== TEXT SHOWN ==

10. Affiliate Sales Reporting

  • 10.1 Sales reports, including referral source, purchased product, and commissionable revenue, will be accessible via the Affiliate Dashboard. Report formats are subject to change.

11. Commission and Referral Fees

  • 11.1 Rates: Affiliates will earn a 10% commission on net revenue from eligible Direct Referrals.
  • 11.2 Cookie Duration: Referral tracking is valid for 60 days.

  • 11.3 Payment Schedule: Commissions are paid after 90 days for transactions completed and not refunded within a 30-day window. 
  • 11.4 Minimum Payout: Payouts require a minimum balance of $45. 
  • 11.5 Method: Payments will be made via PayPal or direct deposit as per your Registration Data. 
  • 11.6 Taxes: Affiliates are responsible for their own tax reporting and obligations.
  • 11.7 Refunds: In the event of any refunds issued for any reasons including, but not limited to fraud and where such refunds are not incurred through any fault of ours, you may be contacted to arrange for the repayment of any related commission. 
  • 11.8 Any and all commission paid to you shall be based on sales revenue less any tax due; however, you may still be liable to pay tax on your commission. By accepting these Terms & Conditions you hereby acknowledge that you are solely responsible for the payment of tax on any income you may generate through your involvement in the Program.
  • 11.9 We reserve the right to modify our Commission Rates at any time. You will be given 10 Business Days’ prior written notice (the “Notice Period”) of any such change. You will be given the option to opt out of the Program within the Notice Period and will, on the exercise of that option, be paid any Commission due to you, notwithstanding the total commission earnings requirement set out in Sub-clause 11.6 above.

12. Trade Marks

  • 12.1 Upon your entry into the Program, we shall grant to you a non-exclusive, non-transferrable, royalty-free licence to use our logos and trademarks (our “Trade Marks”).
  • 12.2 You may use our Trade Marks only to the extent required to establish links and perform your obligations as an Affiliate under these Terms & Conditions.
  • 12.3 In the event that you wish to use our Trade Marks for any purposes outside of these Terms & Conditions you must not do so without prior written consent, such consent not to be unreasonably withheld.

== INFORMATION SUPPLIED ==
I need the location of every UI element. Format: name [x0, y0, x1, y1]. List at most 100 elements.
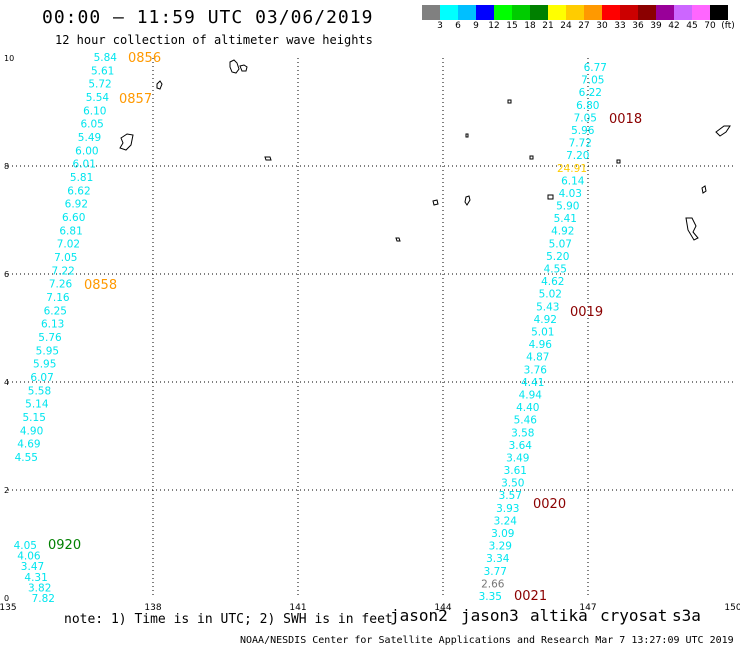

== REQUIRED TASKS ==
1. Answer from the affiliate program terms:
(a) Where will sales reports be accessible?
(b) What minimum balance is required for a payout?
(c) How much prior written notice is given before a change to Commission Rates?
2. Print the stretch of the affiliate program terms from "10. Affiliate Sales" through "eligible Direct Referrals.".
The listing has no connection to the affiliate program terms.

== SOLUTIONS PER TASK ==
1.
(a) Via the Affiliate Dashboard.
(b) $45.
(c) 10 Business Days' prior written notice.

2.
10. Affiliate Sales Reporting

  • 10.1 Sales reports, including referral source, purchased product, and commissionable revenue, will be accessible via the Affiliate Dashboard. Report formats are subject to change.

11. Commission and Referral Fees

  • 11.1 Rates: Affiliates will earn a 10% commission on net revenue from eligible Direct Referrals.